**Exercise**
Could you give the data below again, exactly and completely?

**Input rows**

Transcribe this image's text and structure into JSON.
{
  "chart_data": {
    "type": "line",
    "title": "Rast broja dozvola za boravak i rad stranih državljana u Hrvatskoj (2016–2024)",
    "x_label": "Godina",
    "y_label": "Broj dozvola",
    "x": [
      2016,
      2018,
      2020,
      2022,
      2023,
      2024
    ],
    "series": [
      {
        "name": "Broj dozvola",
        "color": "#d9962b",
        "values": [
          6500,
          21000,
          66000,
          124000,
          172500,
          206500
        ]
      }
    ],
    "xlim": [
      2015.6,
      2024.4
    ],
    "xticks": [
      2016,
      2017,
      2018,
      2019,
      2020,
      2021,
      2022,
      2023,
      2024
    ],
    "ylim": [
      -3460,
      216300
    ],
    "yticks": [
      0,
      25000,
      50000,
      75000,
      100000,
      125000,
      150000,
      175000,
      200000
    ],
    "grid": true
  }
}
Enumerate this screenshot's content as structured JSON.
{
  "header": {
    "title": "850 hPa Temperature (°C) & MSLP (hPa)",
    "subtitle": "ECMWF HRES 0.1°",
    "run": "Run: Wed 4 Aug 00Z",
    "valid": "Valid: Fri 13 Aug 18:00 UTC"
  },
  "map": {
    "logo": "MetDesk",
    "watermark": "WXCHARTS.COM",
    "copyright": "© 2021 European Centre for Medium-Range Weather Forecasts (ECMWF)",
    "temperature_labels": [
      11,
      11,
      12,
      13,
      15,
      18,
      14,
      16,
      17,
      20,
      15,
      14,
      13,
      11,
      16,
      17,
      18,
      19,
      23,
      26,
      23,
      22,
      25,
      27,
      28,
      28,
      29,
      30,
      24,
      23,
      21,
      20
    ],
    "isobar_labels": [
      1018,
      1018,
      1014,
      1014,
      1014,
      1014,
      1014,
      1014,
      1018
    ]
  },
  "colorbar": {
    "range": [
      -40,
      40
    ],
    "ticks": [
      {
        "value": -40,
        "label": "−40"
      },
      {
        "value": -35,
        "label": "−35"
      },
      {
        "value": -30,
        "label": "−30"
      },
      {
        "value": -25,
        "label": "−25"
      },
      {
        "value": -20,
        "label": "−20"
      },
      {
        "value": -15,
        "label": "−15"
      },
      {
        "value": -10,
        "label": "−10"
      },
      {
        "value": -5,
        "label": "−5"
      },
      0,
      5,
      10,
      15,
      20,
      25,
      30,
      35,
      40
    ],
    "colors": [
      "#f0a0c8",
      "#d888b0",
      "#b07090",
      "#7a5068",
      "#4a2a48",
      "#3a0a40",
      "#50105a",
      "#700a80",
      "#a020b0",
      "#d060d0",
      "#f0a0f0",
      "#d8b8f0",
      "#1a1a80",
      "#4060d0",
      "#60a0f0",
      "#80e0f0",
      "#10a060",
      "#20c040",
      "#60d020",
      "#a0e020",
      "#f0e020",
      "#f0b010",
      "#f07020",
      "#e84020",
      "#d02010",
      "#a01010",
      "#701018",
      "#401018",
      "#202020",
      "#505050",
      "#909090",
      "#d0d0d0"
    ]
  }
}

**Answer to this task**
Transcribe this image's text and structure into JSON.
{
  "chart_data": {
    "type": "line",
    "title": "Rast broja dozvola za boravak i rad stranih državljana u Hrvatskoj (2016–2024)",
    "x_label": "Godina",
    "y_label": "Broj dozvola",
    "x": [
      2016,
      2018,
      2020,
      2022,
      2023,
      2024
    ],
    "series": [
      {
        "name": "Broj dozvola",
        "color": "#d9962b",
        "values": [
          6500,
          21000,
          66000,
          124000,
          172500,
          206500
        ]
      }
    ],
    "xlim": [
      2015.6,
      2024.4
    ],
    "xticks": [
      2016,
      2017,
      2018,
      2019,
      2020,
      2021,
      2022,
      2023,
      2024
    ],
    "ylim": [
      -3460,
      216300
    ],
    "yticks": [
      0,
      25000,
      50000,
      75000,
      100000,
      125000,
      150000,
      175000,
      200000
    ],
    "grid": true
  }
}
Enumerate this screenshot's content as structured JSON.
{
  "header": {
    "title": "850 hPa Temperature (°C) & MSLP (hPa)",
    "subtitle": "ECMWF HRES 0.1°",
    "run": "Run: Wed 4 Aug 00Z",
    "valid": "Valid: Fri 13 Aug 18:00 UTC"
  },
  "map": {
    "logo": "MetDesk",
    "watermark": "WXCHARTS.COM",
    "copyright": "© 2021 European Centre for Medium-Range Weather Forecasts (ECMWF)",
    "temperature_labels": [
      11,
      11,
      12,
      13,
      15,
      18,
      14,
      16,
      17,
      20,
      15,
      14,
      13,
      11,
      16,
      17,
      18,
      19,
      23,
      26,
      23,
      22,
      25,
      27,
      28,
      28,
      29,
      30,
      24,
      23,
      21,
      20
    ],
    "isobar_labels": [
      1018,
      1018,
      1014,
      1014,
      1014,
      1014,
      1014,
      1014,
      1018
    ]
  },
  "colorbar": {
    "range": [
      -40,
      40
    ],
    "ticks": [
      {
        "value": -40,
        "label": "−40"
      },
      {
        "value": -35,
        "label": "−35"
      },
      {
        "value": -30,
        "label": "−30"
      },
      {
        "value": -25,
        "label": "−25"
      },
      {
        "value": -20,
        "label": "−20"
      },
      {
        "value": -15,
        "label": "−15"
      },
      {
        "value": -10,
        "label": "−10"
      },
      {
        "value": -5,
        "label": "−5"
      },
      0,
      5,
      10,
      15,
      20,
      25,
      30,
      35,
      40
    ],
    "colors": [
      "#f0a0c8",
      "#d888b0",
      "#b07090",
      "#7a5068",
      "#4a2a48",
      "#3a0a40",
      "#50105a",
      "#700a80",
      "#a020b0",
      "#d060d0",
      "#f0a0f0",
      "#d8b8f0",
      "#1a1a80",
      "#4060d0",
      "#60a0f0",
      "#80e0f0",
      "#10a060",
      "#20c040",
      "#60d020",
      "#a0e020",
      "#f0e020",
      "#f0b010",
      "#f07020",
      "#e84020",
      "#d02010",
      "#a01010",
      "#701018",
      "#401018",
      "#202020",
      "#505050",
      "#909090",
      "#d0d0d0"
    ]
  }
}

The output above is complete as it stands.